▸ **Problemas propuestos**
• 1. Responde estas preguntas con lo que indica el texto sobre Feud y el libro de López Rosetti:
(a) ¿Cuántas temporadas tuvo Feud hasta ahora?
(b) ¿Cuál es el título del último libro de López Rosetti?
(c) ¿Con qué termina cada capítulo de ese libro?
• 2. Indica si cada afirmación concuerda con el texto sobre Feud y el libro de López Rosetti. Responde sí o no y cita las palabras del texto que lo deciden.
(a) La primera temporada de Feud trata sobre Truman Capote y sus "cisnes".
(b) López Rosetti llama "mentecuerpo" a la unidad que forman la mente y el cuerpo.
(c) En castellano, feud se tradujo como "encono".
• 3. Prosigue el texto sobre Feud y el libro de López Rosetti a partir de su última oración.

━━━ Texto seleccionado

Hace algún tiempo, la serie Feud exploró estos cauces turbios del alma humana, en dos secuencias de relaciones modélicas. En castellano feud se tradujo como enemistad; pero acaso encono –con su saña honda y punzante- sería más adecuado. Tuvo hasta ahora dos temporadas. La primera recorre el vínculo hecho de admiración callada, rivalidad y envidia que durante décadas ató las vidas de Joan Crawford y Bette Davis. La segunda revive los vaivenes tempestuosos, trufados de traiciones, complicidades, falsedades e hipocresías que unieron y desunieron a Truman Capote y sus “cisnes” (mujeres de la alta burguesía neoyorquina), y a los propios “cisnes” –harpías despiadadas, en verdad- entre sí, a lo largo de los años.
En ambos casos se trata de lazos ponzoñosos e indisolubles. Pesadas cadenas que lastran los días hasta el final, y cabe conjeturar que, de algún modo, incluso lo propician.
“Lo que pasa en la mente pasa en el cuerpo”, observa desde la disciplina médica Daniel López Rosetti. Su último libro, Recetas para vivir mejor y más tiempo, es el compendio de una serie de observaciones y estudios sobre los hábitos que cultivamos y los circuitos fisiológicos que activamos (o silenciamos) con nuestras conductas y nuestros pensamientos, muchas veces de manera automática, y que sin embargo marcan y hasta modelan (para bien o para mal) nuestro propio organismo. López Rosetti enseña con datos cómo funciona esa unidad que llama “mentecuerpo” y advierte al lector: “Un pensamiento o una emoción de orden negativo puede generar que usted manifieste una modificación, por ejemplo, en su piel, en su sistema digestivo, hormonal o neurológico”. La conclusión surge clara: “Si su mente se ocupa insistentemente en sostener pensamientos o emociones negativos estará lastimando a su cuerpo”.
En su libro, López Rosetti receta (y esto es literal, porque cada capítulo se cierra con una prescripción de su puño y letra) aquellos “medicamentos” que no se pueden comprar: “la farmacia es usted”, ilustra a su lector. Y podríamos agregar que, en los anaqueles de esa farmacia imaginaria, más allá de los consejos sobre filosofía de vida, alimentación, descanso y actividad física que el galeno propone, las palabras (las que decimos, las que nos dicen) son un fármaco fundamental, en la medida en que pueden ser pócima salvadora o mortífera.

━━━━━━
━━━ Conjunto de datos

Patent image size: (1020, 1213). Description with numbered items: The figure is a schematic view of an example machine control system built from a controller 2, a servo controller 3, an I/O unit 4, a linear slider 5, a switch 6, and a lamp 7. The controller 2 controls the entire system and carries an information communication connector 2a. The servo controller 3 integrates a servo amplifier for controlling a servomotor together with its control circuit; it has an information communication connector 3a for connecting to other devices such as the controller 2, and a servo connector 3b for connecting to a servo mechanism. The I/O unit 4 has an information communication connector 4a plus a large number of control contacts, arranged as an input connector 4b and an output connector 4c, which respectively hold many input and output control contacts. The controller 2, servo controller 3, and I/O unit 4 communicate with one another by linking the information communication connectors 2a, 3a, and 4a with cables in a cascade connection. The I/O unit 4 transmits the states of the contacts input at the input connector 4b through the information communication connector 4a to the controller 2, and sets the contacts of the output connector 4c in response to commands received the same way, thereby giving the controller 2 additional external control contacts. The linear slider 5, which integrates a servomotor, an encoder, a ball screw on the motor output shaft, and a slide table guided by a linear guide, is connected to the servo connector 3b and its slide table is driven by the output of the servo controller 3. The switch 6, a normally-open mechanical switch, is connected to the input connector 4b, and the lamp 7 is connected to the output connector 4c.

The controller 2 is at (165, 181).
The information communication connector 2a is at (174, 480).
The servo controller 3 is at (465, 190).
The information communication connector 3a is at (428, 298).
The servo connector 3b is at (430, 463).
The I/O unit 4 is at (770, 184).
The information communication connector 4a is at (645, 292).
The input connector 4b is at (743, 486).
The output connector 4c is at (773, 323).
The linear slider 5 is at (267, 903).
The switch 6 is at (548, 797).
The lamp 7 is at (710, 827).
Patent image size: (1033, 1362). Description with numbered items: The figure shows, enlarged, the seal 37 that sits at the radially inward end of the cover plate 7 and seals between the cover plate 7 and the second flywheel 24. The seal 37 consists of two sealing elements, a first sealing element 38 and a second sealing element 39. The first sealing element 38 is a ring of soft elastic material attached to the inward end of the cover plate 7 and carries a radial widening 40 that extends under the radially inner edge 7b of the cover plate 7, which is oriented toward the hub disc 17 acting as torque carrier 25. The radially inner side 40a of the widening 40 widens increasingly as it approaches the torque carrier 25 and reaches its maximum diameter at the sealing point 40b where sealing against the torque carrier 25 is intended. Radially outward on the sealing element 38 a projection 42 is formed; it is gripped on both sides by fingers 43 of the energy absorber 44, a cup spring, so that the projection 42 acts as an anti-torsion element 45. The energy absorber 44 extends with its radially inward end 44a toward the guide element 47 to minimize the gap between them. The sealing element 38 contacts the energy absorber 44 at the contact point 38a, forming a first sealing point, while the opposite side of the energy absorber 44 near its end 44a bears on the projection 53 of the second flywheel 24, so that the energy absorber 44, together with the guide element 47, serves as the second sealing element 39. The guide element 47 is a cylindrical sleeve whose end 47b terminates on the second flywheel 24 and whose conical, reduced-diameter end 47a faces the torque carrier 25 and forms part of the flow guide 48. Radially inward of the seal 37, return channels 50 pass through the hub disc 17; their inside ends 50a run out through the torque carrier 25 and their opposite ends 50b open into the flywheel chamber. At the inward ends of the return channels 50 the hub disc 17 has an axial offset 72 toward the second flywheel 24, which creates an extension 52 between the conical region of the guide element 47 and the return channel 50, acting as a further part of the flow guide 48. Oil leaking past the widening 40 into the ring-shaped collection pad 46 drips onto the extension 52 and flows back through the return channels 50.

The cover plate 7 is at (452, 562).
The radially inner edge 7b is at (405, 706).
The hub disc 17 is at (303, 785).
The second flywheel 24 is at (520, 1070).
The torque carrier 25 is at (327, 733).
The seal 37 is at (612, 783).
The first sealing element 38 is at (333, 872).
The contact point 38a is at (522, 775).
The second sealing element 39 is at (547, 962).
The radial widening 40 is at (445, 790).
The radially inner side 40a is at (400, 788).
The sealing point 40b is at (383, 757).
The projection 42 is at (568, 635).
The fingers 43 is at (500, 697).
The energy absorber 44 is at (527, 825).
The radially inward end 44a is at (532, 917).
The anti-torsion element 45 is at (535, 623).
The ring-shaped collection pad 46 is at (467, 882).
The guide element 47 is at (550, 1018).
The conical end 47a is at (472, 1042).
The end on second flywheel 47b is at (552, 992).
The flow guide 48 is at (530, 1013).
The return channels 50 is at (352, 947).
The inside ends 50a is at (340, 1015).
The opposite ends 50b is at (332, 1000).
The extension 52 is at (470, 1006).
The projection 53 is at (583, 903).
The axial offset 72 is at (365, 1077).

━━━━━━

▸ **Respuestas**
• 1.
(a) Dos.
(b) Recetas para vivir mejor y más tiempo.
(c) Con una prescripción de puño y letra del autor.

• 2.
(a) No: «La primera recorre el vínculo hecho de admiración callada, rivalidad y envidia que durante décadas ató las vidas de Joan Crawford y Bette Davis».
(b) Sí: «esa unidad que llama “mentecuerpo”».
(c) No: «En castellano feud se tradujo como enemistad».

• 3.
Las palabras tienen una especie de tangibilidad inmaterial, y a quien primero tocan es a quien las expresa. Cuando las decimos, pasan por nuestra boca; tocan nuestro paladar, nuestra lengua, nuestros labios. Nos dejan el gusto –dulce o amargo, ácido o picante, agradable o repelente- de lo que significan, del sentido que les dimos en el momento en que las pronunciamos. Y eso se queda en nosotros, aunque vaya dirigido a otros. Cuando las escribimos o usamos un lenguaje de señas pasan por nuestras manos, tocan las yemas de nuestros dedos. Cuando las escuchamos penetran por el sutil laberinto del oído hasta nuestro cerebro y nuestro corazón. Como un bálsamo. O como un veneno shakespeareano.
Las palabras son una cuestión de tacto. Tacto respetuoso hacia los demás, pero primero hacia uno mismo. Conviene entonces elegirlas con cuidado, tanto las que se dicen como las que se escuchan. (Toda idea, aun para repudiarla, merece ser escuchada, pero no todas las palabras merecen serlo.)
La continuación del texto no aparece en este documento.